::: Raw data :::
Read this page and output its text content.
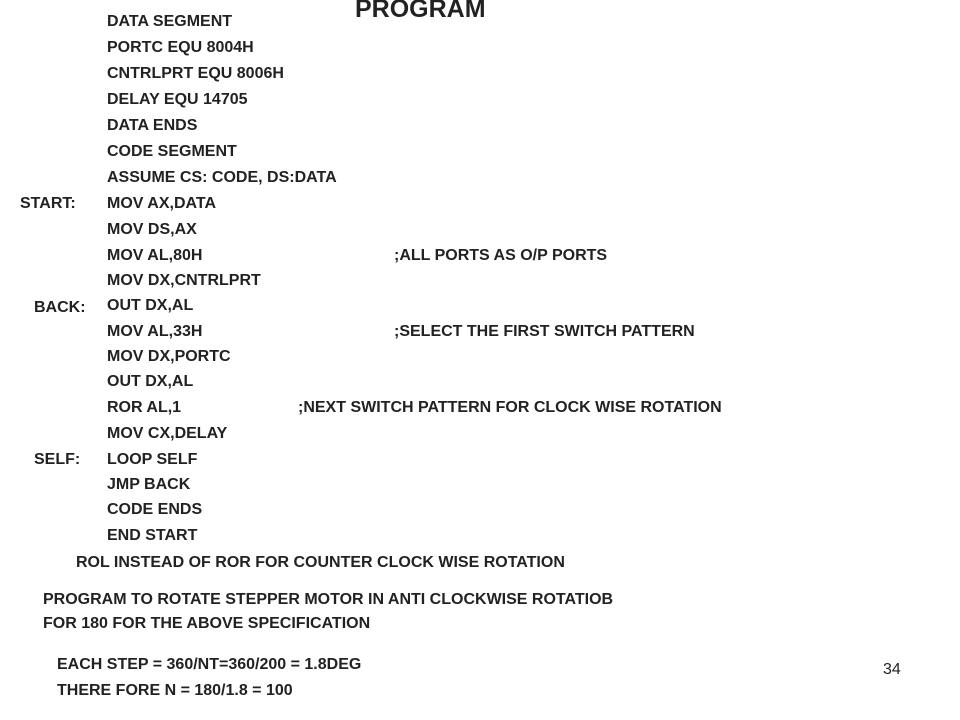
PROGRAM

DATA SEGMENT

PORTC EQU 8004H

CNTRLPRT EQU 8006H

DELAY EQU 14705

DATA ENDS

CODE SEGMENT

ASSUME CS: CODE, DS:DATA

START: MOV AX,DATA

MOV DS,AX

MOV AL,80H	;ALL PORTS AS O/P PORTS

MOV DX,CNTRLPRT

BACK: OUT DX,AL

MOV AL,33H	;SELECT THE FIRST SWITCH PATTERN

MOV DX,PORTC

OUT DX,AL

ROR AL,1	;NEXT SWITCH PATTERN FOR CLOCK WISE ROTATION

MOV CX,DELAY

SELF: LOOP SELF

JMP BACK

CODE ENDS

END START

ROL INSTEAD OF ROR FOR COUNTER CLOCK WISE ROTATION

PROGRAM TO ROTATE STEPPER MOTOR IN ANTI CLOCKWISE ROTATIOB

FOR 180 FOR THE ABOVE SPECIFICATION

EACH STEP = 360/NT=360/200 = 1.8DEG

THERE FORE N = 180/1.8 = 100

34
:::
Set task: Copy the material shown above in full and exactly. Skip the pictures.

Expected answer:
Read this page and output its text content.
PROGRAM

DATA SEGMENT

PORTC EQU 8004H

CNTRLPRT EQU 8006H

DELAY EQU 14705

DATA ENDS

CODE SEGMENT

ASSUME CS: CODE, DS:DATA

START: MOV AX,DATA

MOV DS,AX

MOV AL,80H	;ALL PORTS AS O/P PORTS

MOV DX,CNTRLPRT

BACK: OUT DX,AL

MOV AL,33H	;SELECT THE FIRST SWITCH PATTERN

MOV DX,PORTC

OUT DX,AL

ROR AL,1	;NEXT SWITCH PATTERN FOR CLOCK WISE ROTATION

MOV CX,DELAY

SELF: LOOP SELF

JMP BACK

CODE ENDS

END START

ROL INSTEAD OF ROR FOR COUNTER CLOCK WISE ROTATION

PROGRAM TO ROTATE STEPPER MOTOR IN ANTI CLOCKWISE ROTATIOB

FOR 180 FOR THE ABOVE SPECIFICATION

EACH STEP = 360/NT=360/200 = 1.8DEG

THERE FORE N = 180/1.8 = 100

34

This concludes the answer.